Restate the listing below word for word, omitting any images.

begin

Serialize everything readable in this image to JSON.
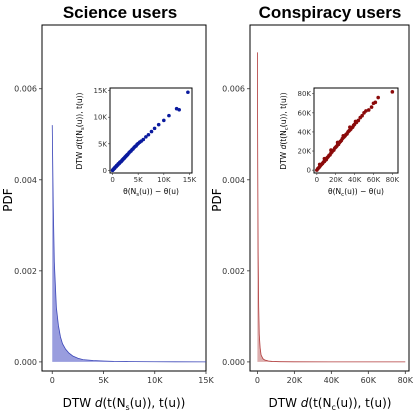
{
  "chart_data": [
    {
      "type": "area",
      "title": "Science users",
      "xlabel": "DTW d(t(N_s(u)), t(u))",
      "ylabel": "PDF",
      "xlim": [
        -1000,
        15000
      ],
      "ylim": [
        -0.0002,
        0.0074
      ],
      "xticks": [
        0,
        5000,
        10000,
        15000
      ],
      "xtick_labels": [
        "0",
        "5K",
        "10K",
        "15K"
      ],
      "yticks": [
        0,
        0.002,
        0.004,
        0.006
      ],
      "ytick_labels": [
        "0.000",
        "0.002",
        "0.004",
        "0.006"
      ],
      "fill_color": "#7f84d6",
      "line_color": "#3b46b8",
      "series": [
        {
          "x": [
            0,
            100,
            200,
            400,
            600,
            800,
            1000,
            1300,
            1600,
            2000,
            2500,
            3000,
            4000,
            5000,
            6000,
            8000,
            10000,
            12000,
            15000
          ],
          "values": [
            0.0052,
            0.0034,
            0.0022,
            0.0012,
            0.0008,
            0.00055,
            0.0004,
            0.00028,
            0.0002,
            0.00013,
            8e-05,
            5e-05,
            3e-05,
            2e-05,
            1.2e-05,
            6e-06,
            3e-06,
            2e-06,
            1e-06
          ]
        }
      ],
      "inset": {
        "type": "scatter",
        "xlabel": "θ(N_s(u)) − θ(u)",
        "ylabel": "DTW d(t(N_s(u)), t(u))",
        "xlim": [
          -500,
          15500
        ],
        "ylim": [
          -500,
          15500
        ],
        "xticks": [
          0,
          5000,
          10000,
          15000
        ],
        "xtick_labels": [
          "0",
          "5K",
          "10K",
          "15K"
        ],
        "yticks": [
          0,
          5000,
          10000,
          15000
        ],
        "ytick_labels": [
          "0",
          "5K",
          "10K",
          "15K"
        ],
        "point_color": "#0a1a9e",
        "points": [
          [
            0,
            0
          ],
          [
            100,
            150
          ],
          [
            200,
            200
          ],
          [
            300,
            350
          ],
          [
            400,
            400
          ],
          [
            500,
            600
          ],
          [
            600,
            650
          ],
          [
            700,
            700
          ],
          [
            800,
            900
          ],
          [
            900,
            950
          ],
          [
            1000,
            1000
          ],
          [
            1100,
            1200
          ],
          [
            1200,
            1250
          ],
          [
            1300,
            1300
          ],
          [
            1400,
            1500
          ],
          [
            1500,
            1550
          ],
          [
            1600,
            1600
          ],
          [
            1700,
            1700
          ],
          [
            1800,
            1800
          ],
          [
            1900,
            1950
          ],
          [
            2000,
            2000
          ],
          [
            2100,
            2150
          ],
          [
            2200,
            2250
          ],
          [
            2300,
            2300
          ],
          [
            2400,
            2450
          ],
          [
            2500,
            2550
          ],
          [
            2600,
            2650
          ],
          [
            2700,
            2750
          ],
          [
            2800,
            2850
          ],
          [
            2900,
            2950
          ],
          [
            3000,
            3050
          ],
          [
            3200,
            3300
          ],
          [
            3400,
            3500
          ],
          [
            3600,
            3650
          ],
          [
            3800,
            3900
          ],
          [
            4000,
            4050
          ],
          [
            4200,
            4300
          ],
          [
            4400,
            4500
          ],
          [
            4600,
            4600
          ],
          [
            4800,
            4900
          ],
          [
            5000,
            5050
          ],
          [
            5300,
            5300
          ],
          [
            5600,
            5500
          ],
          [
            6000,
            5800
          ],
          [
            6500,
            6300
          ],
          [
            7000,
            6700
          ],
          [
            7600,
            7300
          ],
          [
            8200,
            7900
          ],
          [
            9000,
            8600
          ],
          [
            10000,
            9400
          ],
          [
            11000,
            10300
          ],
          [
            12500,
            11600
          ],
          [
            13000,
            11400
          ],
          [
            14700,
            14700
          ]
        ]
      }
    },
    {
      "type": "area",
      "title": "Conspiracy users",
      "xlabel": "DTW d(t(N_c(u)), t(u))",
      "ylabel": "PDF",
      "xlim": [
        -4000,
        82000
      ],
      "ylim": [
        -0.0002,
        0.0074
      ],
      "xticks": [
        0,
        20000,
        40000,
        60000,
        80000
      ],
      "xtick_labels": [
        "0",
        "20K",
        "40K",
        "60K",
        "80K"
      ],
      "yticks": [
        0,
        0.002,
        0.004,
        0.006
      ],
      "ytick_labels": [
        "0.000",
        "0.002",
        "0.004",
        "0.006"
      ],
      "fill_color": "#d49a9a",
      "line_color": "#b03a3a",
      "series": [
        {
          "x": [
            0,
            200,
            400,
            700,
            1000,
            1500,
            2000,
            3000,
            4000,
            6000,
            8000,
            12000,
            20000,
            40000,
            60000,
            80000
          ],
          "values": [
            0.0068,
            0.0042,
            0.0024,
            0.0012,
            0.0006,
            0.0003,
            0.00015,
            7e-05,
            4e-05,
            2e-05,
            1e-05,
            5e-06,
            2e-06,
            1e-06,
            5e-07,
            2e-07
          ]
        }
      ],
      "inset": {
        "type": "scatter",
        "xlabel": "θ(N_c(u)) − θ(u)",
        "ylabel": "DTW d(t(N_c(u)), t(u))",
        "xlim": [
          -3000,
          86000
        ],
        "ylim": [
          -3000,
          86000
        ],
        "xticks": [
          0,
          20000,
          40000,
          60000,
          80000
        ],
        "xtick_labels": [
          "0",
          "20K",
          "40K",
          "60K",
          "80K"
        ],
        "yticks": [
          0,
          20000,
          40000,
          60000,
          80000
        ],
        "ytick_labels": [
          "0",
          "20K",
          "40K",
          "60K",
          "80K"
        ],
        "point_color": "#8b0a0a",
        "points": [
          [
            0,
            0
          ],
          [
            1000,
            1500
          ],
          [
            2000,
            2500
          ],
          [
            3000,
            3500
          ],
          [
            4000,
            5000
          ],
          [
            5000,
            6000
          ],
          [
            6000,
            7000
          ],
          [
            7000,
            8500
          ],
          [
            8000,
            9000
          ],
          [
            9000,
            10500
          ],
          [
            10000,
            11000
          ],
          [
            11000,
            13000
          ],
          [
            12000,
            14000
          ],
          [
            13000,
            15500
          ],
          [
            14000,
            16000
          ],
          [
            15000,
            18000
          ],
          [
            16000,
            19000
          ],
          [
            17000,
            20500
          ],
          [
            18000,
            21000
          ],
          [
            19000,
            23000
          ],
          [
            20000,
            24000
          ],
          [
            21000,
            25000
          ],
          [
            22000,
            26500
          ],
          [
            23000,
            27000
          ],
          [
            24000,
            29000
          ],
          [
            25000,
            30000
          ],
          [
            26000,
            31000
          ],
          [
            27000,
            33000
          ],
          [
            28000,
            34000
          ],
          [
            29000,
            35000
          ],
          [
            30000,
            36000
          ],
          [
            31000,
            37500
          ],
          [
            32000,
            38000
          ],
          [
            33000,
            40000
          ],
          [
            34000,
            41000
          ],
          [
            35000,
            42000
          ],
          [
            36000,
            43000
          ],
          [
            37000,
            44500
          ],
          [
            38000,
            45000
          ],
          [
            39000,
            47000
          ],
          [
            40000,
            48000
          ],
          [
            42000,
            50000
          ],
          [
            44000,
            52000
          ],
          [
            46000,
            55000
          ],
          [
            48000,
            57000
          ],
          [
            50000,
            60000
          ],
          [
            52000,
            62000
          ],
          [
            55000,
            63000
          ],
          [
            58000,
            66000
          ],
          [
            60000,
            70000
          ],
          [
            62000,
            71000
          ],
          [
            65000,
            76000
          ],
          [
            80000,
            82000
          ],
          [
            3000,
            6000
          ],
          [
            8000,
            12000
          ],
          [
            15000,
            21000
          ],
          [
            22000,
            29000
          ],
          [
            28000,
            36000
          ],
          [
            35000,
            45000
          ],
          [
            41000,
            51000
          ]
        ]
      }
    }
  ]
}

end

Exercise answer
Serialize everything readable in this image to JSON.
{
  "chart_data": [
    {
      "type": "area",
      "title": "Science users",
      "xlabel": "DTW d(t(N_s(u)), t(u))",
      "ylabel": "PDF",
      "xlim": [
        -1000,
        15000
      ],
      "ylim": [
        -0.0002,
        0.0074
      ],
      "xticks": [
        0,
        5000,
        10000,
        15000
      ],
      "xtick_labels": [
        "0",
        "5K",
        "10K",
        "15K"
      ],
      "yticks": [
        0,
        0.002,
        0.004,
        0.006
      ],
      "ytick_labels": [
        "0.000",
        "0.002",
        "0.004",
        "0.006"
      ],
      "fill_color": "#7f84d6",
      "line_color": "#3b46b8",
      "series": [
        {
          "x": [
            0,
            100,
            200,
            400,
            600,
            800,
            1000,
            1300,
            1600,
            2000,
            2500,
            3000,
            4000,
            5000,
            6000,
            8000,
            10000,
            12000,
            15000
          ],
          "values": [
            0.0052,
            0.0034,
            0.0022,
            0.0012,
            0.0008,
            0.00055,
            0.0004,
            0.00028,
            0.0002,
            0.00013,
            8e-05,
            5e-05,
            3e-05,
            2e-05,
            1.2e-05,
            6e-06,
            3e-06,
            2e-06,
            1e-06
          ]
        }
      ],
      "inset": {
        "type": "scatter",
        "xlabel": "θ(N_s(u)) − θ(u)",
        "ylabel": "DTW d(t(N_s(u)), t(u))",
        "xlim": [
          -500,
          15500
        ],
        "ylim": [
          -500,
          15500
        ],
        "xticks": [
          0,
          5000,
          10000,
          15000
        ],
        "xtick_labels": [
          "0",
          "5K",
          "10K",
          "15K"
        ],
        "yticks": [
          0,
          5000,
          10000,
          15000
        ],
        "ytick_labels": [
          "0",
          "5K",
          "10K",
          "15K"
        ],
        "point_color": "#0a1a9e",
        "points": [
          [
            0,
            0
          ],
          [
            100,
            150
          ],
          [
            200,
            200
          ],
          [
            300,
            350
          ],
          [
            400,
            400
          ],
          [
            500,
            600
          ],
          [
            600,
            650
          ],
          [
            700,
            700
          ],
          [
            800,
            900
          ],
          [
            900,
            950
          ],
          [
            1000,
            1000
          ],
          [
            1100,
            1200
          ],
          [
            1200,
            1250
          ],
          [
            1300,
            1300
          ],
          [
            1400,
            1500
          ],
          [
            1500,
            1550
          ],
          [
            1600,
            1600
          ],
          [
            1700,
            1700
          ],
          [
            1800,
            1800
          ],
          [
            1900,
            1950
          ],
          [
            2000,
            2000
          ],
          [
            2100,
            2150
          ],
          [
            2200,
            2250
          ],
          [
            2300,
            2300
          ],
          [
            2400,
            2450
          ],
          [
            2500,
            2550
          ],
          [
            2600,
            2650
          ],
          [
            2700,
            2750
          ],
          [
            2800,
            2850
          ],
          [
            2900,
            2950
          ],
          [
            3000,
            3050
          ],
          [
            3200,
            3300
          ],
          [
            3400,
            3500
          ],
          [
            3600,
            3650
          ],
          [
            3800,
            3900
          ],
          [
            4000,
            4050
          ],
          [
            4200,
            4300
          ],
          [
            4400,
            4500
          ],
          [
            4600,
            4600
          ],
          [
            4800,
            4900
          ],
          [
            5000,
            5050
          ],
          [
            5300,
            5300
          ],
          [
            5600,
            5500
          ],
          [
            6000,
            5800
          ],
          [
            6500,
            6300
          ],
          [
            7000,
            6700
          ],
          [
            7600,
            7300
          ],
          [
            8200,
            7900
          ],
          [
            9000,
            8600
          ],
          [
            10000,
            9400
          ],
          [
            11000,
            10300
          ],
          [
            12500,
            11600
          ],
          [
            13000,
            11400
          ],
          [
            14700,
            14700
          ]
        ]
      }
    },
    {
      "type": "area",
      "title": "Conspiracy users",
      "xlabel": "DTW d(t(N_c(u)), t(u))",
      "ylabel": "PDF",
      "xlim": [
        -4000,
        82000
      ],
      "ylim": [
        -0.0002,
        0.0074
      ],
      "xticks": [
        0,
        20000,
        40000,
        60000,
        80000
      ],
      "xtick_labels": [
        "0",
        "20K",
        "40K",
        "60K",
        "80K"
      ],
      "yticks": [
        0,
        0.002,
        0.004,
        0.006
      ],
      "ytick_labels": [
        "0.000",
        "0.002",
        "0.004",
        "0.006"
      ],
      "fill_color": "#d49a9a",
      "line_color": "#b03a3a",
      "series": [
        {
          "x": [
            0,
            200,
            400,
            700,
            1000,
            1500,
            2000,
            3000,
            4000,
            6000,
            8000,
            12000,
            20000,
            40000,
            60000,
            80000
          ],
          "values": [
            0.0068,
            0.0042,
            0.0024,
            0.0012,
            0.0006,
            0.0003,
            0.00015,
            7e-05,
            4e-05,
            2e-05,
            1e-05,
            5e-06,
            2e-06,
            1e-06,
            5e-07,
            2e-07
          ]
        }
      ],
      "inset": {
        "type": "scatter",
        "xlabel": "θ(N_c(u)) − θ(u)",
        "ylabel": "DTW d(t(N_c(u)), t(u))",
        "xlim": [
          -3000,
          86000
        ],
        "ylim": [
          -3000,
          86000
        ],
        "xticks": [
          0,
          20000,
          40000,
          60000,
          80000
        ],
        "xtick_labels": [
          "0",
          "20K",
          "40K",
          "60K",
          "80K"
        ],
        "yticks": [
          0,
          20000,
          40000,
          60000,
          80000
        ],
        "ytick_labels": [
          "0",
          "20K",
          "40K",
          "60K",
          "80K"
        ],
        "point_color": "#8b0a0a",
        "points": [
          [
            0,
            0
          ],
          [
            1000,
            1500
          ],
          [
            2000,
            2500
          ],
          [
            3000,
            3500
          ],
          [
            4000,
            5000
          ],
          [
            5000,
            6000
          ],
          [
            6000,
            7000
          ],
          [
            7000,
            8500
          ],
          [
            8000,
            9000
          ],
          [
            9000,
            10500
          ],
          [
            10000,
            11000
          ],
          [
            11000,
            13000
          ],
          [
            12000,
            14000
          ],
          [
            13000,
            15500
          ],
          [
            14000,
            16000
          ],
          [
            15000,
            18000
          ],
          [
            16000,
            19000
          ],
          [
            17000,
            20500
          ],
          [
            18000,
            21000
          ],
          [
            19000,
            23000
          ],
          [
            20000,
            24000
          ],
          [
            21000,
            25000
          ],
          [
            22000,
            26500
          ],
          [
            23000,
            27000
          ],
          [
            24000,
            29000
          ],
          [
            25000,
            30000
          ],
          [
            26000,
            31000
          ],
          [
            27000,
            33000
          ],
          [
            28000,
            34000
          ],
          [
            29000,
            35000
          ],
          [
            30000,
            36000
          ],
          [
            31000,
            37500
          ],
          [
            32000,
            38000
          ],
          [
            33000,
            40000
          ],
          [
            34000,
            41000
          ],
          [
            35000,
            42000
          ],
          [
            36000,
            43000
          ],
          [
            37000,
            44500
          ],
          [
            38000,
            45000
          ],
          [
            39000,
            47000
          ],
          [
            40000,
            48000
          ],
          [
            42000,
            50000
          ],
          [
            44000,
            52000
          ],
          [
            46000,
            55000
          ],
          [
            48000,
            57000
          ],
          [
            50000,
            60000
          ],
          [
            52000,
            62000
          ],
          [
            55000,
            63000
          ],
          [
            58000,
            66000
          ],
          [
            60000,
            70000
          ],
          [
            62000,
            71000
          ],
          [
            65000,
            76000
          ],
          [
            80000,
            82000
          ],
          [
            3000,
            6000
          ],
          [
            8000,
            12000
          ],
          [
            15000,
            21000
          ],
          [
            22000,
            29000
          ],
          [
            28000,
            36000
          ],
          [
            35000,
            45000
          ],
          [
            41000,
            51000
          ]
        ]
      }
    }
  ]
}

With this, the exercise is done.